> Input for this task:
━━━━━━━━━━━━━━━━

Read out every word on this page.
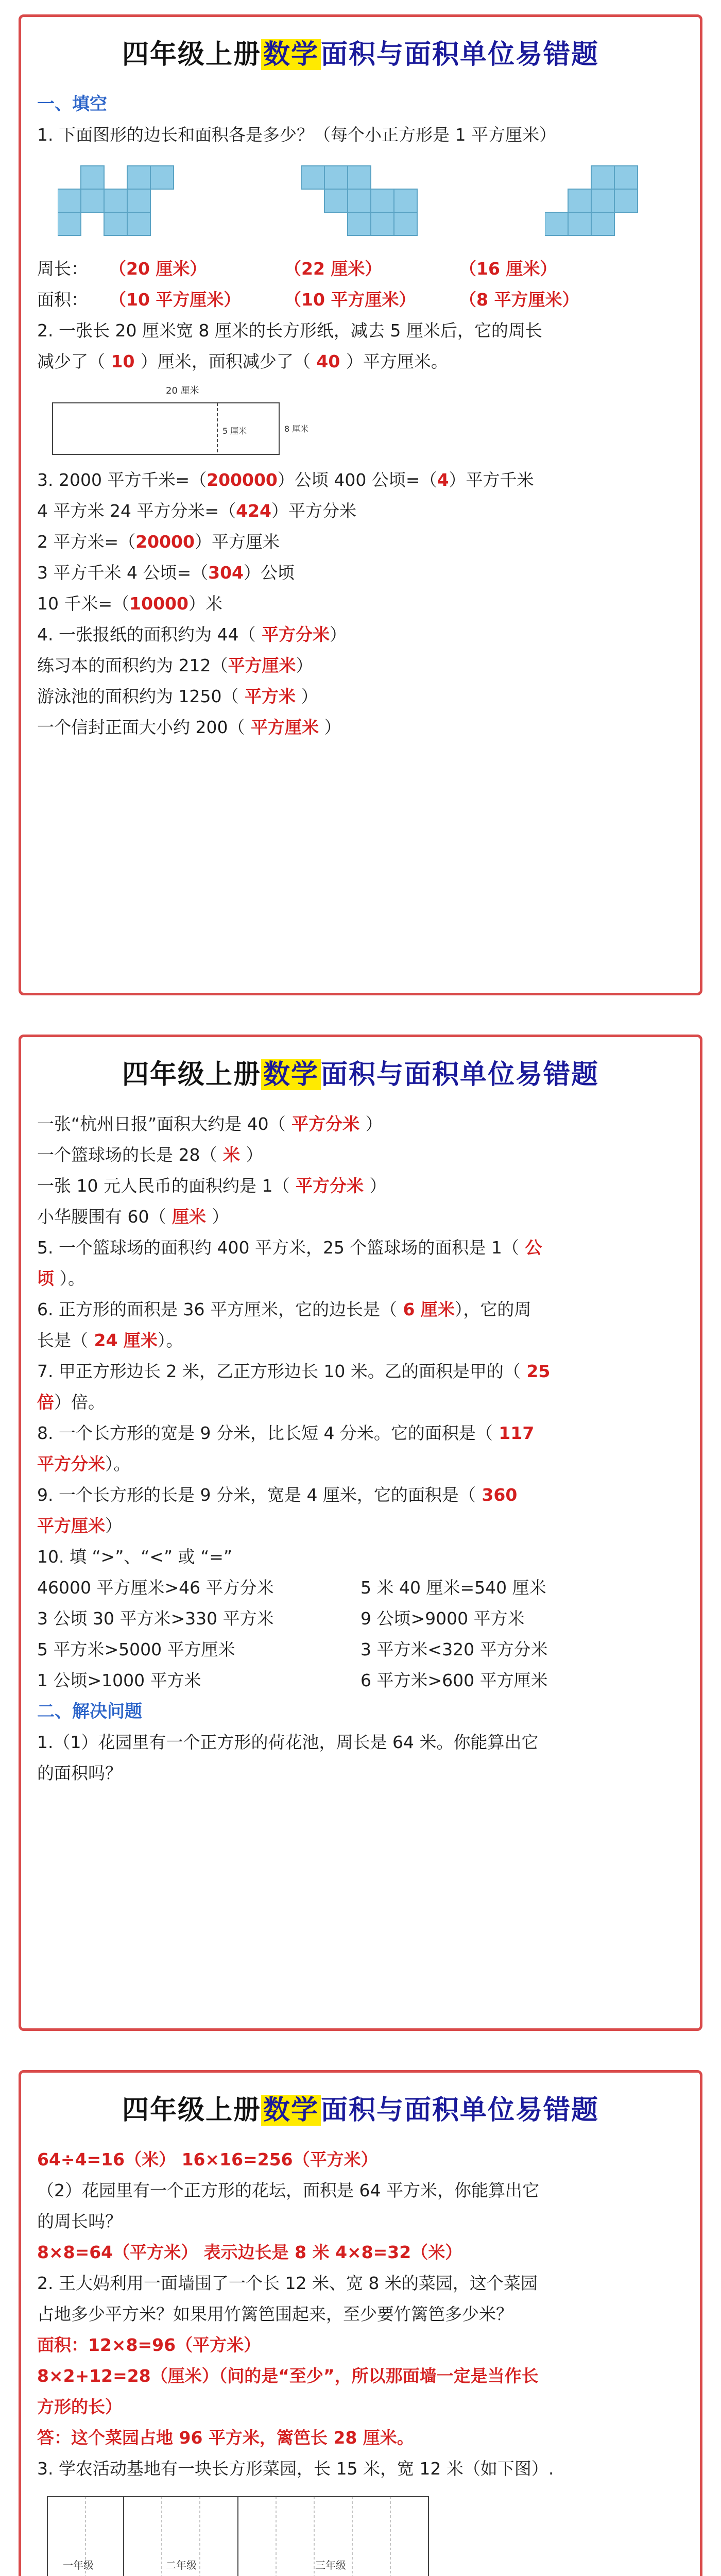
四年级上册数学面积与面积单位易错题
一、填空
1. 下面图形的边长和面积各是多少？（每个小正方形是 1 平方厘米）
周长：	（20 厘米）	（22 厘米）	（16 厘米）
面积：	（10 平方厘米）	（10 平方厘米）	（8 平方厘米）
2. 一张长 20 厘米宽 8 厘米的长方形纸，减去 5 厘米后，它的周长
减少了（ 10 ）厘米，面积减少了（ 40 ）平方厘米。
20 厘米
5 厘米	8 厘米
3. 2000 平方千米=（200000）公顷 400 公顷=（4）平方千米
4 平方米 24 平方分米=（424）平方分米
2 平方米=（20000）平方厘米
3 平方千米 4 公顷=（304）公顷
10 千米=（10000）米
4. 一张报纸的面积约为 44（ 平方分米）
练习本的面积约为 212（平方厘米）
游泳池的面积约为 1250（ 平方米 ）
一个信封正面大小约 200（ 平方厘米 ）
四年级上册数学面积与面积单位易错题
一张“杭州日报”面积大约是 40（ 平方分米 ）
一个篮球场的长是 28（ 米 ）
一张 10 元人民币的面积约是 1（ 平方分米 ）
小华腰围有 60（ 厘米 ）
5. 一个篮球场的面积约 400 平方米，25 个篮球场的面积是 1（ 公
顷 ）。
6. 正方形的面积是 36 平方厘米，它的边长是（ 6 厘米），它的周
长是（ 24 厘米）。
7. 甲正方形边长 2 米，乙正方形边长 10 米。乙的面积是甲的（ 25
倍）倍。
8. 一个长方形的宽是 9 分米，比长短 4 分米。它的面积是（ 117
平方分米）。
9. 一个长方形的长是 9 分米，宽是 4 厘米，它的面积是（ 360
平方厘米）
10. 填 “>”、“<” 或 “=”
46000 平方厘米>46 平方分米	5 米 40 厘米=540 厘米
3 公顷 30 平方米>330 平方米	9 公顷>9000 平方米
5 平方米>5000 平方厘米	3 平方米<320 平方分米
1 公顷>1000 平方米	6 平方米>600 平方厘米
二、解决问题
1.（1）花园里有一个正方形的荷花池，周长是 64 米。你能算出它
的面积吗？
四年级上册数学面积与面积单位易错题
64÷4=16（米） 16×16=256（平方米）
（2）花园里有一个正方形的花坛，面积是 64 平方米，你能算出它
的周长吗？
8×8=64（平方米） 表示边长是 8 米 4×8=32（米）
2. 王大妈利用一面墙围了一个长 12 米、宽 8 米的菜园，这个菜园
占地多少平方米？如果用竹篱笆围起来，至少要竹篱笆多少米？
面积：12×8=96（平方米）
8×2+12=28（厘米）（问的是“至少”，所以那面墙一定是当作长
方形的长）
答：这个菜园占地 96 平方米，篱笆长 28 厘米。
3. 学农活动基地有一块长方形菜园，长 15 米，宽 12 米（如下图）.
一年级	二年级	三年级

━━━━━━━━━━━━━━━━

> Required work:
Skipping the pictures, transcribe each line above exactly as it appears.

> The result:
Read out every word on this page.
四年级上册数学面积与面积单位易错题
一、填空
1. 下面图形的边长和面积各是多少？（每个小正方形是 1 平方厘米）
周长：	（20 厘米）	（22 厘米）	（16 厘米）
面积：	（10 平方厘米）	（10 平方厘米）	（8 平方厘米）
2. 一张长 20 厘米宽 8 厘米的长方形纸，减去 5 厘米后，它的周长
减少了（ 10 ）厘米，面积减少了（ 40 ）平方厘米。
20 厘米
5 厘米	8 厘米
3. 2000 平方千米=（200000）公顷 400 公顷=（4）平方千米
4 平方米 24 平方分米=（424）平方分米
2 平方米=（20000）平方厘米
3 平方千米 4 公顷=（304）公顷
10 千米=（10000）米
4. 一张报纸的面积约为 44（ 平方分米）
练习本的面积约为 212（平方厘米）
游泳池的面积约为 1250（ 平方米 ）
一个信封正面大小约 200（ 平方厘米 ）
四年级上册数学面积与面积单位易错题
一张“杭州日报”面积大约是 40（ 平方分米 ）
一个篮球场的长是 28（ 米 ）
一张 10 元人民币的面积约是 1（ 平方分米 ）
小华腰围有 60（ 厘米 ）
5. 一个篮球场的面积约 400 平方米，25 个篮球场的面积是 1（ 公
顷 ）。
6. 正方形的面积是 36 平方厘米，它的边长是（ 6 厘米），它的周
长是（ 24 厘米）。
7. 甲正方形边长 2 米，乙正方形边长 10 米。乙的面积是甲的（ 25
倍）倍。
8. 一个长方形的宽是 9 分米，比长短 4 分米。它的面积是（ 117
平方分米）。
9. 一个长方形的长是 9 分米，宽是 4 厘米，它的面积是（ 360
平方厘米）
10. 填 “>”、“<” 或 “=”
46000 平方厘米>46 平方分米	5 米 40 厘米=540 厘米
3 公顷 30 平方米>330 平方米	9 公顷>9000 平方米
5 平方米>5000 平方厘米	3 平方米<320 平方分米
1 公顷>1000 平方米	6 平方米>600 平方厘米
二、解决问题
1.（1）花园里有一个正方形的荷花池，周长是 64 米。你能算出它
的面积吗？
四年级上册数学面积与面积单位易错题
64÷4=16（米） 16×16=256（平方米）
（2）花园里有一个正方形的花坛，面积是 64 平方米，你能算出它
的周长吗？
8×8=64（平方米） 表示边长是 8 米 4×8=32（米）
2. 王大妈利用一面墙围了一个长 12 米、宽 8 米的菜园，这个菜园
占地多少平方米？如果用竹篱笆围起来，至少要竹篱笆多少米？
面积：12×8=96（平方米）
8×2+12=28（厘米）（问的是“至少”，所以那面墙一定是当作长
方形的长）
答：这个菜园占地 96 平方米，篱笆长 28 厘米。
3. 学农活动基地有一块长方形菜园，长 15 米，宽 12 米（如下图）.
一年级	二年级	三年级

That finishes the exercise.